Brief. Pull out all lines from the listing below in which the word "porte" appears.

>> start

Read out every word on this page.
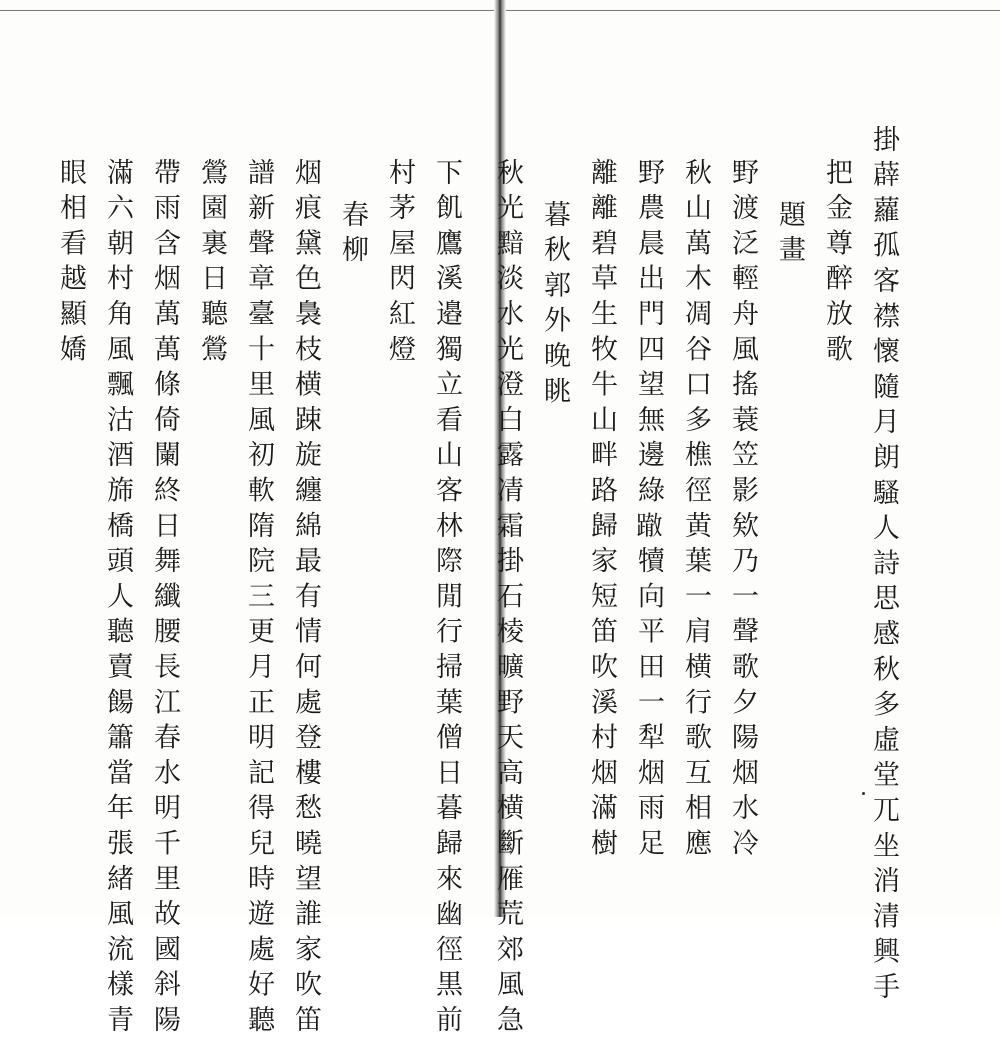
掛薜蘿孤客襟懷隨月朗騷人詩思感秋多虛堂兀坐消清興手
把金尊醉放歌
題畫
野渡泛輕舟風搖蓑笠影欸乃一聲歌夕陽烟水冷
秋山萬木凋谷口多樵徑黄葉一肩横行歌互相應
野農晨出門四望無邊綠𨅊犢向平田一犁烟雨足
離離碧草生牧牛山畔路歸家短笛吹溪村烟滿樹
暮秋郭外晚眺
秋光黯淡水光澄白露凊霜掛石棱曠野天高横斷雁荒郊風急
下飢鷹溪邉獨立看山客林際閒行掃葉僧日暮歸來幽徑黒前
村茅屋閃紅燈
春柳
烟痕黛色裊枝横踈旋纏綿最有情何處登樓愁曉望誰家吹笛
譜新聲章臺十里風初軟隋院三更月正明記得兒時遊處好聽
鶯園裏日聽鶯
帶雨含烟萬萬條倚闌終日舞纖腰長江春水明千里故國斜陽
滿六朝村角風飄沽酒旆橋頭人聽賣餳簫當年張緒風流樣青
眼相看越顯嬌
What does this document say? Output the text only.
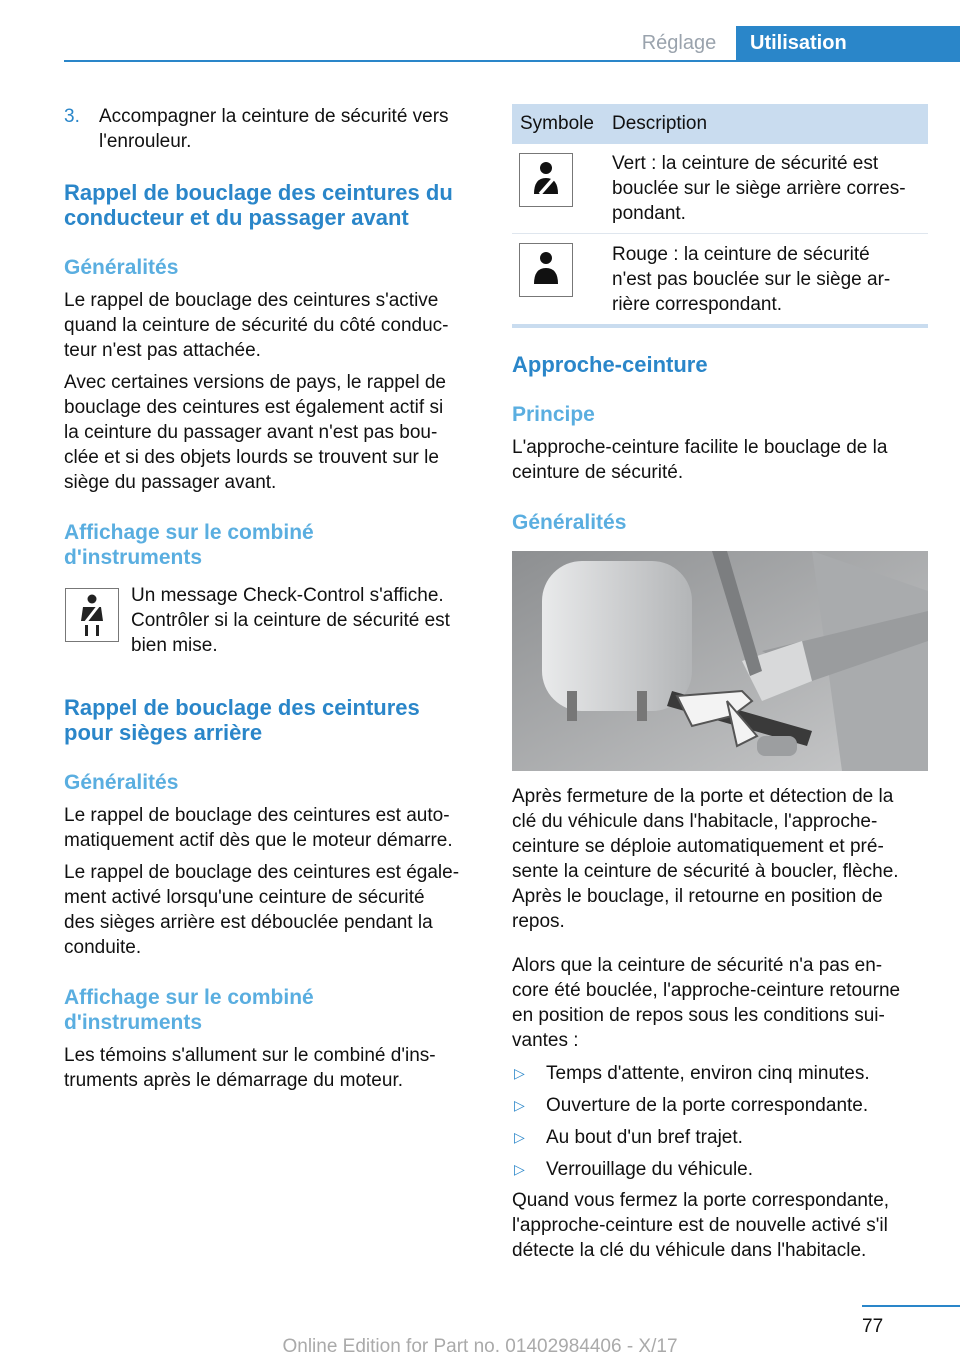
Réglage	Utilisation
3. Accompagner la ceinture de sécurité vers
l'enrouleur.
Rappel de bouclage des ceintures du
conducteur et du passager avant
Généralités
Le rappel de bouclage des ceintures s'active
quand la ceinture de sécurité du côté conduc-
teur n'est pas attachée.
Avec certaines versions de pays, le rappel de
bouclage des ceintures est également actif si
la ceinture du passager avant n'est pas bou-
clée et si des objets lourds se trouvent sur le
siège du passager avant.
Affichage sur le combiné
d'instruments
Un message Check-Control s'affiche.
Contrôler si la ceinture de sécurité est
bien mise.
Rappel de bouclage des ceintures
pour sièges arrière
Généralités
Le rappel de bouclage des ceintures est auto-
matiquement actif dès que le moteur démarre.
Le rappel de bouclage des ceintures est égale-
ment activé lorsqu'une ceinture de sécurité
des sièges arrière est débouclée pendant la
conduite.
Affichage sur le combiné
d'instruments
Les témoins s'allument sur le combiné d'ins-
truments après le démarrage du moteur.
Symbole Description
Vert : la ceinture de sécurité est
bouclée sur le siège arrière corres-
pondant.
Rouge : la ceinture de sécurité
n'est pas bouclée sur le siège ar-
rière correspondant.
Approche-ceinture
Principe
L'approche-ceinture facilite le bouclage de la
ceinture de sécurité.
Généralités
Après fermeture de la porte et détection de la
clé du véhicule dans l'habitacle, l'approche-
ceinture se déploie automatiquement et pré-
sente la ceinture de sécurité à boucler, flèche.
Après le bouclage, il retourne en position de
repos.
Alors que la ceinture de sécurité n'a pas en-
core été bouclée, l'approche-ceinture retourne
en position de repos sous les conditions sui-
vantes :
▷ Temps d'attente, environ cinq minutes.
▷ Ouverture de la porte correspondante.
▷ Au bout d'un bref trajet.
▷ Verrouillage du véhicule.
Quand vous fermez la porte correspondante,
l'approche-ceinture est de nouvelle activé s'il
détecte la clé du véhicule dans l'habitacle.
77
Online Edition for Part no. 01402984406 - X/17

>> end

Result of the task.
Après fermeture de la porte et détection de la
▷ Ouverture de la porte correspondante.
Quand vous fermez la porte correspondante,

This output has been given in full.